** The problem **
Return every record exactly as written.

Stored entries:
# # # # #

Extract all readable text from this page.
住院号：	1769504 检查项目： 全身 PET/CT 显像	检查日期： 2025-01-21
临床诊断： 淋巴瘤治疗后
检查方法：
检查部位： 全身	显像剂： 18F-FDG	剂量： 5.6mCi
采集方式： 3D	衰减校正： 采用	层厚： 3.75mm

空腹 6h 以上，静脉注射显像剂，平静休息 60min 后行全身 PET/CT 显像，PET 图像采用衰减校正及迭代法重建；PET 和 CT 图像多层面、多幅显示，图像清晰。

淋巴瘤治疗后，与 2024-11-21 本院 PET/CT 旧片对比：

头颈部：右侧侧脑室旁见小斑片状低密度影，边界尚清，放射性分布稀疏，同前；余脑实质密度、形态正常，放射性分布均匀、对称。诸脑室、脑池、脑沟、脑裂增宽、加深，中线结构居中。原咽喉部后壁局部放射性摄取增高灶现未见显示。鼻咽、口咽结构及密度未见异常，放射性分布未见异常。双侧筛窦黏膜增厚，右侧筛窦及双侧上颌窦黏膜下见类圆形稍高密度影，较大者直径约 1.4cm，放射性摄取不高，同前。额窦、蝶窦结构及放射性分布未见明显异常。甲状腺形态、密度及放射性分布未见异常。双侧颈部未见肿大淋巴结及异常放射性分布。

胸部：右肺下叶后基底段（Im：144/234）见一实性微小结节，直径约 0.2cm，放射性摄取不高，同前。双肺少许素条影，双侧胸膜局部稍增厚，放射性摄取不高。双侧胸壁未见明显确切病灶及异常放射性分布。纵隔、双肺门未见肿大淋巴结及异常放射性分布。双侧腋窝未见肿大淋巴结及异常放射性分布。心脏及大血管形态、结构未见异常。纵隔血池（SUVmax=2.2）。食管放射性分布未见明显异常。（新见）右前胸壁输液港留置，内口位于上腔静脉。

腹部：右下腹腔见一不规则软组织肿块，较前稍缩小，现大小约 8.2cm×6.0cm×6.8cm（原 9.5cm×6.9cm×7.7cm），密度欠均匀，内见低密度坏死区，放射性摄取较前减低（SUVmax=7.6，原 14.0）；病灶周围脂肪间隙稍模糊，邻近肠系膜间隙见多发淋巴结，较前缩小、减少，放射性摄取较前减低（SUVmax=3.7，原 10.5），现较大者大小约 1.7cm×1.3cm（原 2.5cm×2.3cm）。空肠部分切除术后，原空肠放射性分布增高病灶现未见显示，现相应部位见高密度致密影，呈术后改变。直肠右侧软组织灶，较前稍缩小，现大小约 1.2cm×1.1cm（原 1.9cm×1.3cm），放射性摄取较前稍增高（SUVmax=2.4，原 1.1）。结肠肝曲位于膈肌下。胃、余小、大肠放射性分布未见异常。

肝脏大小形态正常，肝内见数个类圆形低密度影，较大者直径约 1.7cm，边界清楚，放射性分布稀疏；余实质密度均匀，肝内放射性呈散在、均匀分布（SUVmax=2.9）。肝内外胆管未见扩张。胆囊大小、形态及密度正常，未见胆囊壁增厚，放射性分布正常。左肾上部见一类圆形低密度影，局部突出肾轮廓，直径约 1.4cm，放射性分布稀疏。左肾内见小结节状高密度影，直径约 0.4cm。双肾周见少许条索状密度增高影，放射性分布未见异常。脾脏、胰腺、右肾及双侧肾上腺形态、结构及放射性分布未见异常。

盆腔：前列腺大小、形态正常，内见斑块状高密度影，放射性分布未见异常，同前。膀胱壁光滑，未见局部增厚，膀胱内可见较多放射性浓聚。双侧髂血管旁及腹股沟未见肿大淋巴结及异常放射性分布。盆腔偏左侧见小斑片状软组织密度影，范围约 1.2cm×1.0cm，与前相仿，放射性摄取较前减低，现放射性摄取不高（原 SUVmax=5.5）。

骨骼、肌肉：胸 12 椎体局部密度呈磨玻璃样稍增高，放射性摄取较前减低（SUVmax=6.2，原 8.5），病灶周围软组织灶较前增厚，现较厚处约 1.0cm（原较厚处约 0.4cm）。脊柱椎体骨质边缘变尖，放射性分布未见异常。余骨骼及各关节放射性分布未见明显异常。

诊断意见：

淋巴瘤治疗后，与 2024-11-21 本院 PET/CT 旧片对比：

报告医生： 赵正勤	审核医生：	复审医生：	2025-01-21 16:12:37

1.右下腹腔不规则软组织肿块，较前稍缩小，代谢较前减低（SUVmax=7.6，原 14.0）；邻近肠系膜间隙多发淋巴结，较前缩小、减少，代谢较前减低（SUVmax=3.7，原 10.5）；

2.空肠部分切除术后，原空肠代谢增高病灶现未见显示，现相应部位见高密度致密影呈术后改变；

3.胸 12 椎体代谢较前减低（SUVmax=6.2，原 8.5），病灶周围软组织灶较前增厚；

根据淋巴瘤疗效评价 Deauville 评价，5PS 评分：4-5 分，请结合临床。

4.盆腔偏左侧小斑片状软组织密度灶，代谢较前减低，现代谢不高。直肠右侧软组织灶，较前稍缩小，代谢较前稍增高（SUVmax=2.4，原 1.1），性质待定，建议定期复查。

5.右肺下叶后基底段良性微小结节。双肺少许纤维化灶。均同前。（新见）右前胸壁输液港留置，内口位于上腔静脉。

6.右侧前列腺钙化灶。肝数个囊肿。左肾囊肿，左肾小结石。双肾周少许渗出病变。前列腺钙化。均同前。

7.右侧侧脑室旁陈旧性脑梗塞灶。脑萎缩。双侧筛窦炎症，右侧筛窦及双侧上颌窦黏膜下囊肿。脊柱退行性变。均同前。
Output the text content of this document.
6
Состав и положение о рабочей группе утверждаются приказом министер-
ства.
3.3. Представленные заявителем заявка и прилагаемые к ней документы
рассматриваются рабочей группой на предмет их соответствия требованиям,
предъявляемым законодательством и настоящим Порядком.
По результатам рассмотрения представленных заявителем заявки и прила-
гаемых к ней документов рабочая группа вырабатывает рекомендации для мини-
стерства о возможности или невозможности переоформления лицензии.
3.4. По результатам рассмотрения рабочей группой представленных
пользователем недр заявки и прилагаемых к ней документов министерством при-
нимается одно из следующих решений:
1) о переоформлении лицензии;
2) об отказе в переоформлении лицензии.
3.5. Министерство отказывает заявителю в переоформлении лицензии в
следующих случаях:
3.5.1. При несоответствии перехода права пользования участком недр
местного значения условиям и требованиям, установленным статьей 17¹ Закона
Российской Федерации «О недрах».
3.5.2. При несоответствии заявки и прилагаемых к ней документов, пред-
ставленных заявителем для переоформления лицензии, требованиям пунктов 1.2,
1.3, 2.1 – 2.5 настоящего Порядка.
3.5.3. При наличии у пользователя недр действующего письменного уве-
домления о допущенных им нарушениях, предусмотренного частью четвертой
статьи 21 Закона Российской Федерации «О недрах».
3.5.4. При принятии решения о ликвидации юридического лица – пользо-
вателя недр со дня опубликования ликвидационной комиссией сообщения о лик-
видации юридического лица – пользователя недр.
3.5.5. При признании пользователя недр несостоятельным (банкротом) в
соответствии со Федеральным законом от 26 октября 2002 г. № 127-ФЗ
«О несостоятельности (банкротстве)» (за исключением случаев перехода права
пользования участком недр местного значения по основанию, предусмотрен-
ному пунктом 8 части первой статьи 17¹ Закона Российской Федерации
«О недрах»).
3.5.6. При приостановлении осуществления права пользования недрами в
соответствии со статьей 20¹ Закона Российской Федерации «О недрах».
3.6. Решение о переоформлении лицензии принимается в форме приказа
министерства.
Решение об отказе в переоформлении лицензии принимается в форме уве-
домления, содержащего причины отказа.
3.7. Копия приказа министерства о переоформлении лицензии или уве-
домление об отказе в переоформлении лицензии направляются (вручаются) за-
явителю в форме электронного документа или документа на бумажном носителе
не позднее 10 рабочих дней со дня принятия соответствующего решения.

# # # # #

** Answer to this task **
Extract all readable text from this page.
住院号：	1769504 检查项目： 全身 PET/CT 显像	检查日期： 2025-01-21
临床诊断： 淋巴瘤治疗后
检查方法：
检查部位： 全身	显像剂： 18F-FDG	剂量： 5.6mCi
采集方式： 3D	衰减校正： 采用	层厚： 3.75mm

空腹 6h 以上，静脉注射显像剂，平静休息 60min 后行全身 PET/CT 显像，PET 图像采用衰减校正及迭代法重建；PET 和 CT 图像多层面、多幅显示，图像清晰。

淋巴瘤治疗后，与 2024-11-21 本院 PET/CT 旧片对比：

头颈部：右侧侧脑室旁见小斑片状低密度影，边界尚清，放射性分布稀疏，同前；余脑实质密度、形态正常，放射性分布均匀、对称。诸脑室、脑池、脑沟、脑裂增宽、加深，中线结构居中。原咽喉部后壁局部放射性摄取增高灶现未见显示。鼻咽、口咽结构及密度未见异常，放射性分布未见异常。双侧筛窦黏膜增厚，右侧筛窦及双侧上颌窦黏膜下见类圆形稍高密度影，较大者直径约 1.4cm，放射性摄取不高，同前。额窦、蝶窦结构及放射性分布未见明显异常。甲状腺形态、密度及放射性分布未见异常。双侧颈部未见肿大淋巴结及异常放射性分布。

胸部：右肺下叶后基底段（Im：144/234）见一实性微小结节，直径约 0.2cm，放射性摄取不高，同前。双肺少许素条影，双侧胸膜局部稍增厚，放射性摄取不高。双侧胸壁未见明显确切病灶及异常放射性分布。纵隔、双肺门未见肿大淋巴结及异常放射性分布。双侧腋窝未见肿大淋巴结及异常放射性分布。心脏及大血管形态、结构未见异常。纵隔血池（SUVmax=2.2）。食管放射性分布未见明显异常。（新见）右前胸壁输液港留置，内口位于上腔静脉。

腹部：右下腹腔见一不规则软组织肿块，较前稍缩小，现大小约 8.2cm×6.0cm×6.8cm（原 9.5cm×6.9cm×7.7cm），密度欠均匀，内见低密度坏死区，放射性摄取较前减低（SUVmax=7.6，原 14.0）；病灶周围脂肪间隙稍模糊，邻近肠系膜间隙见多发淋巴结，较前缩小、减少，放射性摄取较前减低（SUVmax=3.7，原 10.5），现较大者大小约 1.7cm×1.3cm（原 2.5cm×2.3cm）。空肠部分切除术后，原空肠放射性分布增高病灶现未见显示，现相应部位见高密度致密影，呈术后改变。直肠右侧软组织灶，较前稍缩小，现大小约 1.2cm×1.1cm（原 1.9cm×1.3cm），放射性摄取较前稍增高（SUVmax=2.4，原 1.1）。结肠肝曲位于膈肌下。胃、余小、大肠放射性分布未见异常。

肝脏大小形态正常，肝内见数个类圆形低密度影，较大者直径约 1.7cm，边界清楚，放射性分布稀疏；余实质密度均匀，肝内放射性呈散在、均匀分布（SUVmax=2.9）。肝内外胆管未见扩张。胆囊大小、形态及密度正常，未见胆囊壁增厚，放射性分布正常。左肾上部见一类圆形低密度影，局部突出肾轮廓，直径约 1.4cm，放射性分布稀疏。左肾内见小结节状高密度影，直径约 0.4cm。双肾周见少许条索状密度增高影，放射性分布未见异常。脾脏、胰腺、右肾及双侧肾上腺形态、结构及放射性分布未见异常。

盆腔：前列腺大小、形态正常，内见斑块状高密度影，放射性分布未见异常，同前。膀胱壁光滑，未见局部增厚，膀胱内可见较多放射性浓聚。双侧髂血管旁及腹股沟未见肿大淋巴结及异常放射性分布。盆腔偏左侧见小斑片状软组织密度影，范围约 1.2cm×1.0cm，与前相仿，放射性摄取较前减低，现放射性摄取不高（原 SUVmax=5.5）。

骨骼、肌肉：胸 12 椎体局部密度呈磨玻璃样稍增高，放射性摄取较前减低（SUVmax=6.2，原 8.5），病灶周围软组织灶较前增厚，现较厚处约 1.0cm（原较厚处约 0.4cm）。脊柱椎体骨质边缘变尖，放射性分布未见异常。余骨骼及各关节放射性分布未见明显异常。

诊断意见：

淋巴瘤治疗后，与 2024-11-21 本院 PET/CT 旧片对比：

报告医生： 赵正勤	审核医生：	复审医生：	2025-01-21 16:12:37

1.右下腹腔不规则软组织肿块，较前稍缩小，代谢较前减低（SUVmax=7.6，原 14.0）；邻近肠系膜间隙多发淋巴结，较前缩小、减少，代谢较前减低（SUVmax=3.7，原 10.5）；

2.空肠部分切除术后，原空肠代谢增高病灶现未见显示，现相应部位见高密度致密影呈术后改变；

3.胸 12 椎体代谢较前减低（SUVmax=6.2，原 8.5），病灶周围软组织灶较前增厚；

根据淋巴瘤疗效评价 Deauville 评价，5PS 评分：4-5 分，请结合临床。

4.盆腔偏左侧小斑片状软组织密度灶，代谢较前减低，现代谢不高。直肠右侧软组织灶，较前稍缩小，代谢较前稍增高（SUVmax=2.4，原 1.1），性质待定，建议定期复查。

5.右肺下叶后基底段良性微小结节。双肺少许纤维化灶。均同前。（新见）右前胸壁输液港留置，内口位于上腔静脉。

6.右侧前列腺钙化灶。肝数个囊肿。左肾囊肿，左肾小结石。双肾周少许渗出病变。前列腺钙化。均同前。

7.右侧侧脑室旁陈旧性脑梗塞灶。脑萎缩。双侧筛窦炎症，右侧筛窦及双侧上颌窦黏膜下囊肿。脊柱退行性变。均同前。
Output the text content of this document.
6
Состав и положение о рабочей группе утверждаются приказом министер-
ства.
3.3. Представленные заявителем заявка и прилагаемые к ней документы
рассматриваются рабочей группой на предмет их соответствия требованиям,
предъявляемым законодательством и настоящим Порядком.
По результатам рассмотрения представленных заявителем заявки и прила-
гаемых к ней документов рабочая группа вырабатывает рекомендации для мини-
стерства о возможности или невозможности переоформления лицензии.
3.4. По результатам рассмотрения рабочей группой представленных
пользователем недр заявки и прилагаемых к ней документов министерством при-
нимается одно из следующих решений:
1) о переоформлении лицензии;
2) об отказе в переоформлении лицензии.
3.5. Министерство отказывает заявителю в переоформлении лицензии в
следующих случаях:
3.5.1. При несоответствии перехода права пользования участком недр
местного значения условиям и требованиям, установленным статьей 17¹ Закона
Российской Федерации «О недрах».
3.5.2. При несоответствии заявки и прилагаемых к ней документов, пред-
ставленных заявителем для переоформления лицензии, требованиям пунктов 1.2,
1.3, 2.1 – 2.5 настоящего Порядка.
3.5.3. При наличии у пользователя недр действующего письменного уве-
домления о допущенных им нарушениях, предусмотренного частью четвертой
статьи 21 Закона Российской Федерации «О недрах».
3.5.4. При принятии решения о ликвидации юридического лица – пользо-
вателя недр со дня опубликования ликвидационной комиссией сообщения о лик-
видации юридического лица – пользователя недр.
3.5.5. При признании пользователя недр несостоятельным (банкротом) в
соответствии со Федеральным законом от 26 октября 2002 г. № 127-ФЗ
«О несостоятельности (банкротстве)» (за исключением случаев перехода права
пользования участком недр местного значения по основанию, предусмотрен-
ному пунктом 8 части первой статьи 17¹ Закона Российской Федерации
«О недрах»).
3.5.6. При приостановлении осуществления права пользования недрами в
соответствии со статьей 20¹ Закона Российской Федерации «О недрах».
3.6. Решение о переоформлении лицензии принимается в форме приказа
министерства.
Решение об отказе в переоформлении лицензии принимается в форме уве-
домления, содержащего причины отказа.
3.7. Копия приказа министерства о переоформлении лицензии или уве-
домление об отказе в переоформлении лицензии направляются (вручаются) за-
явителю в форме электронного документа или документа на бумажном носителе
не позднее 10 рабочих дней со дня принятия соответствующего решения.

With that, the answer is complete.